━━ The records ━━

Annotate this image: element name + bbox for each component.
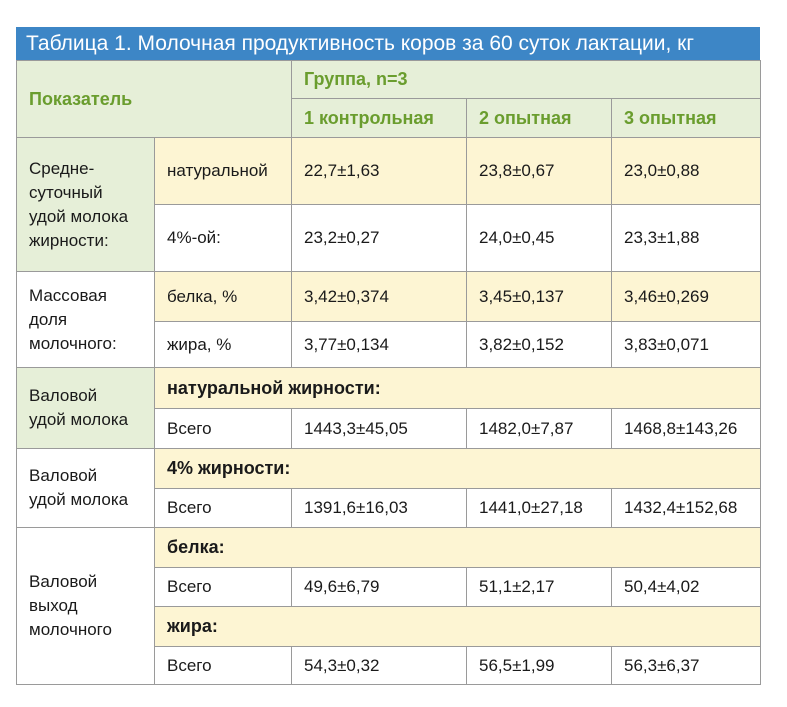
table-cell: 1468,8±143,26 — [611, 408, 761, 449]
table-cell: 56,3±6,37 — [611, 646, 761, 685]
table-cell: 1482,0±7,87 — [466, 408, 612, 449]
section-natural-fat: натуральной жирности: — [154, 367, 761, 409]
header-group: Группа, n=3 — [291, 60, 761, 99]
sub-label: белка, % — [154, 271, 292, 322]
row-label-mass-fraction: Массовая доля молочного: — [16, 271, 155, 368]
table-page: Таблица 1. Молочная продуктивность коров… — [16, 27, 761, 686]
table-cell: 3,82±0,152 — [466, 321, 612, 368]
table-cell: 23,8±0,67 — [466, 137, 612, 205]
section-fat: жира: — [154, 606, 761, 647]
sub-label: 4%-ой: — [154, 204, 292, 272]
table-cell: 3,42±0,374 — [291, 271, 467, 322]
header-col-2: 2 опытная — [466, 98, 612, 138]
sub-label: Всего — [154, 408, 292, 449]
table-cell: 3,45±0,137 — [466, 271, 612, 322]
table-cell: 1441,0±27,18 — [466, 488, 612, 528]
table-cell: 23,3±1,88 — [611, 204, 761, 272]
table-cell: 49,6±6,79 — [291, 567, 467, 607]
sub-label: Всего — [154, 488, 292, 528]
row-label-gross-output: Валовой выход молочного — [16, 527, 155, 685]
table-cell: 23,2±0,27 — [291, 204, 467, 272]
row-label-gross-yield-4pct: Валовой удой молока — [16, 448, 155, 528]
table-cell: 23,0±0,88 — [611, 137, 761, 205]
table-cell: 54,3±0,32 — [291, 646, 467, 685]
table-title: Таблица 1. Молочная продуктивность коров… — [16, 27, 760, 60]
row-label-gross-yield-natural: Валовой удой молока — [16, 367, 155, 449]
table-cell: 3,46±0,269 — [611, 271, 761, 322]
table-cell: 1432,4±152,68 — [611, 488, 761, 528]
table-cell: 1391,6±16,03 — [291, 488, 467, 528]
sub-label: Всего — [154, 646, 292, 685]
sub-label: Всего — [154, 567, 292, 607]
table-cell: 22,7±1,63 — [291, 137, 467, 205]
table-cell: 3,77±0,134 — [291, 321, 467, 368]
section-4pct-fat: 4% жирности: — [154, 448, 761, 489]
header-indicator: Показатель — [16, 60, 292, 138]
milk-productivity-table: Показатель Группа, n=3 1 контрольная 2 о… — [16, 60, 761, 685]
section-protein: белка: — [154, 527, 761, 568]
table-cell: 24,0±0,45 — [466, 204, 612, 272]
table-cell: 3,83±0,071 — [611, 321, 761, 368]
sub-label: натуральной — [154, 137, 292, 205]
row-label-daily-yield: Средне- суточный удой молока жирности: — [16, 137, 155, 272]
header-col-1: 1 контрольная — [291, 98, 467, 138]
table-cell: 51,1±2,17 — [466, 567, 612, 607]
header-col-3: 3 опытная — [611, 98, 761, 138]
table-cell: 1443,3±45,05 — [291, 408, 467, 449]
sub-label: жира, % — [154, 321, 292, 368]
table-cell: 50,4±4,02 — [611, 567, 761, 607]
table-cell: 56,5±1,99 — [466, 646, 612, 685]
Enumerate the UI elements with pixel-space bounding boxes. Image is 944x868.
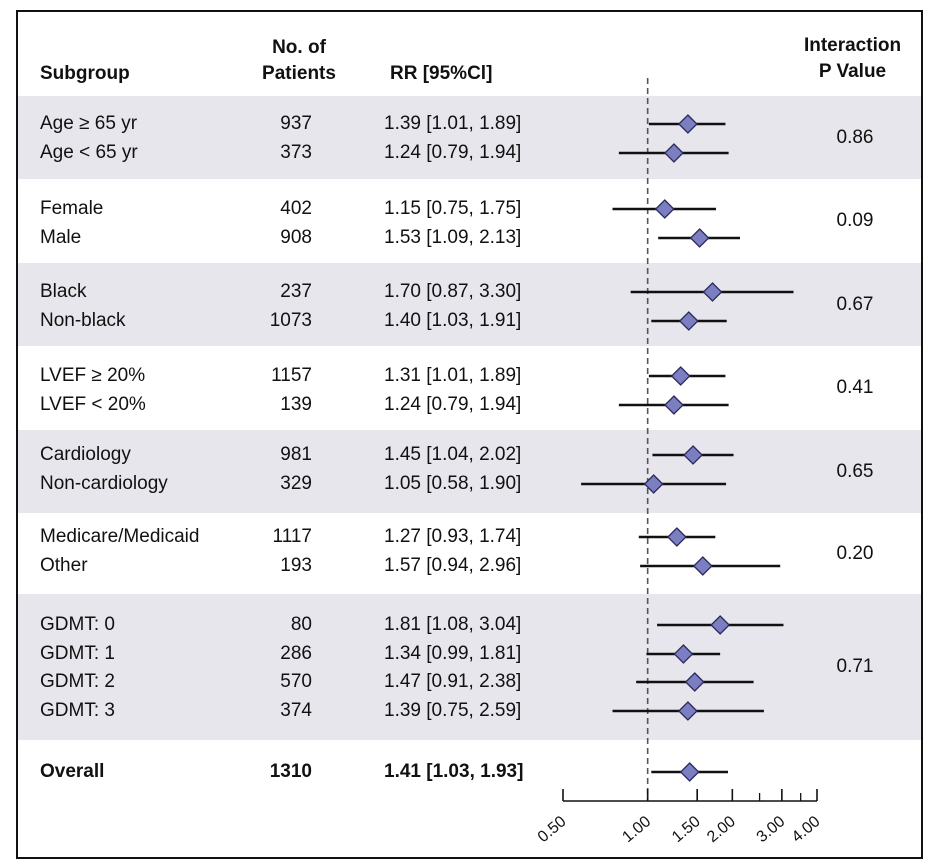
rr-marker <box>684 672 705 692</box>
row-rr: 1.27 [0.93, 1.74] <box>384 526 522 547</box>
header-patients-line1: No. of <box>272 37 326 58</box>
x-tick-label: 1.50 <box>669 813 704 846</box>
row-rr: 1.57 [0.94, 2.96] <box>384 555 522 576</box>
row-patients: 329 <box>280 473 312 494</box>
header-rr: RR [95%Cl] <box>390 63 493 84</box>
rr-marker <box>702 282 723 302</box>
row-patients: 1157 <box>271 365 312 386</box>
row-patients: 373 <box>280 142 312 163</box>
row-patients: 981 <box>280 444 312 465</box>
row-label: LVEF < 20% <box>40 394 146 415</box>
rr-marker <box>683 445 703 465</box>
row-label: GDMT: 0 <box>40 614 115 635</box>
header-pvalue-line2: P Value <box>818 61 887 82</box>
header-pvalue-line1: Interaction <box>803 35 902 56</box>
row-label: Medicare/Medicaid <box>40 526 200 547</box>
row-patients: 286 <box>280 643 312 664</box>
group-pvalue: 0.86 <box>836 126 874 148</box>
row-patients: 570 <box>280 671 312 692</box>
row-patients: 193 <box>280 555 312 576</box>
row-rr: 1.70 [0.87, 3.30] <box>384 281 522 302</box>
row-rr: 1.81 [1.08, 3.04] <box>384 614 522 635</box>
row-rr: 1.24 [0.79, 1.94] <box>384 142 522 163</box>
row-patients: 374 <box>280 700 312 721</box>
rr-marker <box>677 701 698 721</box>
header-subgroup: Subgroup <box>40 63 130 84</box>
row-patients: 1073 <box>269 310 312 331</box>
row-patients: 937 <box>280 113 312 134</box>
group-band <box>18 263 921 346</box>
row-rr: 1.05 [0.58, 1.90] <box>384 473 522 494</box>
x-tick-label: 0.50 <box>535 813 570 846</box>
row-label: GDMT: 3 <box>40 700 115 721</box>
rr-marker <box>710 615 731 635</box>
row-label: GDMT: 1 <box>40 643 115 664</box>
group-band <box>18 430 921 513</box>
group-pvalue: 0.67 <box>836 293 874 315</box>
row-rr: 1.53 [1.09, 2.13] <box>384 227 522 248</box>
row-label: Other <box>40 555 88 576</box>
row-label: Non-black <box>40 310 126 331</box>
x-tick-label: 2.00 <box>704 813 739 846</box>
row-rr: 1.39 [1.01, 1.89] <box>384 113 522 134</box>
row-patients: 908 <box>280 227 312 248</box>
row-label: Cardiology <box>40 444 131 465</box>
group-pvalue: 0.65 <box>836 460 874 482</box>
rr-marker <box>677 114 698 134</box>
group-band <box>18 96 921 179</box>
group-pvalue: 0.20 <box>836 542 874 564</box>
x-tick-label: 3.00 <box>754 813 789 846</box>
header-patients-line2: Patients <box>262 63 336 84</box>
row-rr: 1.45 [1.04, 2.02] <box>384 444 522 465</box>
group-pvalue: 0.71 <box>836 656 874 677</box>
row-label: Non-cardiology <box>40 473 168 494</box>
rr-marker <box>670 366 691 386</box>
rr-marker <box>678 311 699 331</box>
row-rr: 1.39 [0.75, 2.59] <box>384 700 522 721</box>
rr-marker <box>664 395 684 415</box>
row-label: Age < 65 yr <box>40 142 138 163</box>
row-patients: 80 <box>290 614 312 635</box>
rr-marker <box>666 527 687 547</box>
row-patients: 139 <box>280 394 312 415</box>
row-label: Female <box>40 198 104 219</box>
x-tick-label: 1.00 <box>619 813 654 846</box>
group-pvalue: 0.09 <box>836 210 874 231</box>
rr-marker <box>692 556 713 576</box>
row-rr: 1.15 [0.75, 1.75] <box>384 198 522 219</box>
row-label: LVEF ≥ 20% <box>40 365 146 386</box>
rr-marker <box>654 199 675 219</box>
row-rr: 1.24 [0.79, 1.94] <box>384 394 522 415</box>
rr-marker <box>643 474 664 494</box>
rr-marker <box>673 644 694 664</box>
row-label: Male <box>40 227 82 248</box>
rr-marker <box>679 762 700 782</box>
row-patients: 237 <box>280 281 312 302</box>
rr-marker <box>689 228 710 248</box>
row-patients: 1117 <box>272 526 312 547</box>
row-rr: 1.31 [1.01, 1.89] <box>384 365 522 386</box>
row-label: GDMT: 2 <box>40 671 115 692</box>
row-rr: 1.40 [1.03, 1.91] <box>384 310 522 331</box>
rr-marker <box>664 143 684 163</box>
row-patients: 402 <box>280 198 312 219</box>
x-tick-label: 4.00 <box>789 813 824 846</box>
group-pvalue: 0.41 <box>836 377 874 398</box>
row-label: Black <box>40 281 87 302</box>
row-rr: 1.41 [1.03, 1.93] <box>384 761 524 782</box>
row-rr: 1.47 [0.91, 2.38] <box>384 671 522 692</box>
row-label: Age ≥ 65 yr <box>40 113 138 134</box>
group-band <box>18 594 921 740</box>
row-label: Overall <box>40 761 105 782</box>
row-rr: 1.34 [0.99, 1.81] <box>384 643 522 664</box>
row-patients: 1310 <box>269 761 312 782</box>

━━━

The problem:
Every line above that carries the string "Молочная" should be copied.

Answer to this exercise:
table-page: Таблица 1. Молочная продуктивность коров… — [16, 27, 761, 686]
table-title: Таблица 1. Молочная продуктивность коров… — [16, 27, 760, 60]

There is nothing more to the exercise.